*** Opening Records shown ***

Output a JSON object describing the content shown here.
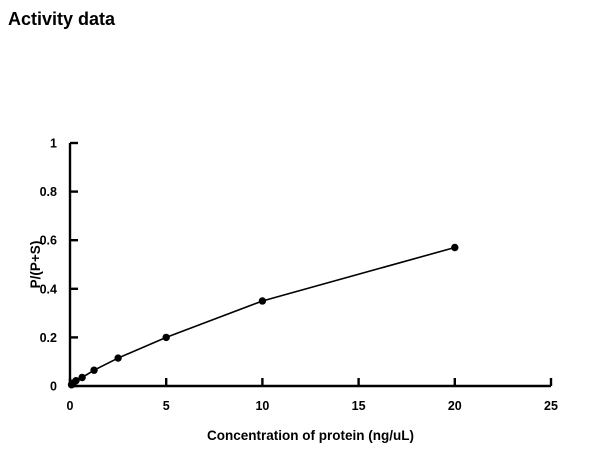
{
  "page": {
    "title": "Activity data"
  },
  "chart_data": {
    "type": "line",
    "title": "Activity data",
    "xlabel": "Concentration of protein (ng/uL)",
    "ylabel": "P/(P+S)",
    "x": [
      0.08,
      0.16,
      0.31,
      0.63,
      1.25,
      2.5,
      5,
      10,
      20
    ],
    "y": [
      0.005,
      0.012,
      0.022,
      0.035,
      0.065,
      0.115,
      0.2,
      0.35,
      0.57
    ],
    "xlim": [
      0,
      25
    ],
    "ylim": [
      0,
      1
    ],
    "xticks": [
      0,
      5,
      10,
      15,
      20,
      25
    ],
    "yticks": [
      0,
      0.2,
      0.4,
      0.6,
      0.8,
      1
    ],
    "grid": false,
    "legend": null,
    "marker": "filled-circle",
    "series_color": "#000000",
    "axis_color": "#000000",
    "background": "#ffffff"
  }
}
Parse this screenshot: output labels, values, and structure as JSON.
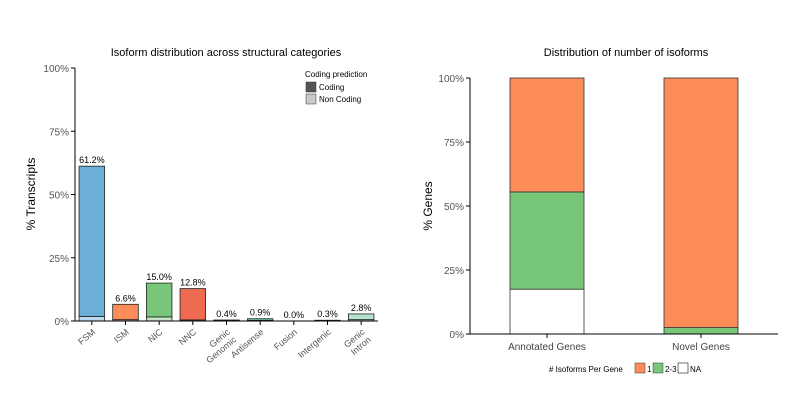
{
  "chart_data": [
    {
      "type": "bar",
      "title": "Isoform distribution across structural categories",
      "ylabel": "% Transcripts",
      "xlabel": "",
      "ylim": [
        0,
        100
      ],
      "yticks": [
        "0%",
        "25%",
        "50%",
        "75%",
        "100%"
      ],
      "categories": [
        [
          "FSM"
        ],
        [
          "ISM"
        ],
        [
          "NIC"
        ],
        [
          "NNC"
        ],
        [
          "Genic",
          "Genomic"
        ],
        [
          "Antisense"
        ],
        [
          "Fusion"
        ],
        [
          "Intergenic"
        ],
        [
          "Genic",
          "Intron"
        ]
      ],
      "values": [
        61.2,
        6.6,
        15.0,
        12.8,
        0.4,
        0.9,
        0.0,
        0.3,
        2.8
      ],
      "value_labels": [
        "61.2%",
        "6.6%",
        "15.0%",
        "12.8%",
        "0.4%",
        "0.9%",
        "0.0%",
        "0.3%",
        "2.8%"
      ],
      "non_coding_values": [
        1.8,
        0.5,
        1.6,
        0.4,
        0.1,
        0.2,
        0.0,
        0.1,
        0.5
      ],
      "bar_colors": [
        "#6baed6",
        "#fc8d59",
        "#78c679",
        "#ee6a50",
        "#969696",
        "#66c2a4",
        "#daa520",
        "#e9967a",
        "#b3e2cd"
      ],
      "legend": {
        "title": "Coding prediction",
        "placement": "top-right",
        "items": [
          {
            "label": "Coding",
            "color": "#555555"
          },
          {
            "label": "Non Coding",
            "color": "#c8c8c8"
          }
        ]
      },
      "grid": false
    },
    {
      "type": "bar",
      "stacked": true,
      "title": "Distribution of number of isoforms",
      "ylabel": "% Genes",
      "xlabel": "",
      "ylim": [
        0,
        100
      ],
      "yticks": [
        "0%",
        "25%",
        "50%",
        "75%",
        "100%"
      ],
      "categories": [
        "Annotated Genes",
        "Novel Genes"
      ],
      "series": [
        {
          "name": "NA",
          "color": "#ffffff",
          "values": [
            17.5,
            0
          ]
        },
        {
          "name": "2-3",
          "color": "#78c679",
          "values": [
            38.0,
            2.5
          ]
        },
        {
          "name": "1",
          "color": "#fc8d59",
          "values": [
            44.5,
            97.5
          ]
        }
      ],
      "legend": {
        "title": "# Isoforms Per Gene",
        "placement": "bottom",
        "items": [
          {
            "label": "1",
            "color": "#fc8d59"
          },
          {
            "label": "2-3",
            "color": "#78c679"
          },
          {
            "label": "NA",
            "color": "#ffffff"
          }
        ]
      },
      "grid": false
    }
  ]
}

*** Closing Records shown ***

What you will do:
Print all the material above exactly, and drop the images.

Response:
Output a JSON object describing the content shown here.
{
  "page": {
    "title": "Activity data"
  },
  "chart_data": {
    "type": "line",
    "title": "Activity data",
    "xlabel": "Concentration of protein (ng/uL)",
    "ylabel": "P/(P+S)",
    "x": [
      0.08,
      0.16,
      0.31,
      0.63,
      1.25,
      2.5,
      5,
      10,
      20
    ],
    "y": [
      0.005,
      0.012,
      0.022,
      0.035,
      0.065,
      0.115,
      0.2,
      0.35,
      0.57
    ],
    "xlim": [
      0,
      25
    ],
    "ylim": [
      0,
      1
    ],
    "xticks": [
      0,
      5,
      10,
      15,
      20,
      25
    ],
    "yticks": [
      0,
      0.2,
      0.4,
      0.6,
      0.8,
      1
    ],
    "grid": false,
    "legend": null,
    "marker": "filled-circle",
    "series_color": "#000000",
    "axis_color": "#000000",
    "background": "#ffffff"
  }
}
Parse this screenshot: output labels, values, and structure as JSON.
{
  "chart_data": [
    {
      "type": "bar",
      "title": "Isoform distribution across structural categories",
      "ylabel": "% Transcripts",
      "xlabel": "",
      "ylim": [
        0,
        100
      ],
      "yticks": [
        "0%",
        "25%",
        "50%",
        "75%",
        "100%"
      ],
      "categories": [
        [
          "FSM"
        ],
        [
          "ISM"
        ],
        [
          "NIC"
        ],
        [
          "NNC"
        ],
        [
          "Genic",
          "Genomic"
        ],
        [
          "Antisense"
        ],
        [
          "Fusion"
        ],
        [
          "Intergenic"
        ],
        [
          "Genic",
          "Intron"
        ]
      ],
      "values": [
        61.2,
        6.6,
        15.0,
        12.8,
        0.4,
        0.9,
        0.0,
        0.3,
        2.8
      ],
      "value_labels": [
        "61.2%",
        "6.6%",
        "15.0%",
        "12.8%",
        "0.4%",
        "0.9%",
        "0.0%",
        "0.3%",
        "2.8%"
      ],
      "non_coding_values": [
        1.8,
        0.5,
        1.6,
        0.4,
        0.1,
        0.2,
        0.0,
        0.1,
        0.5
      ],
      "bar_colors": [
        "#6baed6",
        "#fc8d59",
        "#78c679",
        "#ee6a50",
        "#969696",
        "#66c2a4",
        "#daa520",
        "#e9967a",
        "#b3e2cd"
      ],
      "legend": {
        "title": "Coding prediction",
        "placement": "top-right",
        "items": [
          {
            "label": "Coding",
            "color": "#555555"
          },
          {
            "label": "Non Coding",
            "color": "#c8c8c8"
          }
        ]
      },
      "grid": false
    },
    {
      "type": "bar",
      "stacked": true,
      "title": "Distribution of number of isoforms",
      "ylabel": "% Genes",
      "xlabel": "",
      "ylim": [
        0,
        100
      ],
      "yticks": [
        "0%",
        "25%",
        "50%",
        "75%",
        "100%"
      ],
      "categories": [
        "Annotated Genes",
        "Novel Genes"
      ],
      "series": [
        {
          "name": "NA",
          "color": "#ffffff",
          "values": [
            17.5,
            0
          ]
        },
        {
          "name": "2-3",
          "color": "#78c679",
          "values": [
            38.0,
            2.5
          ]
        },
        {
          "name": "1",
          "color": "#fc8d59",
          "values": [
            44.5,
            97.5
          ]
        }
      ],
      "legend": {
        "title": "# Isoforms Per Gene",
        "placement": "bottom",
        "items": [
          {
            "label": "1",
            "color": "#fc8d59"
          },
          {
            "label": "2-3",
            "color": "#78c679"
          },
          {
            "label": "NA",
            "color": "#ffffff"
          }
        ]
      },
      "grid": false
    }
  ]
}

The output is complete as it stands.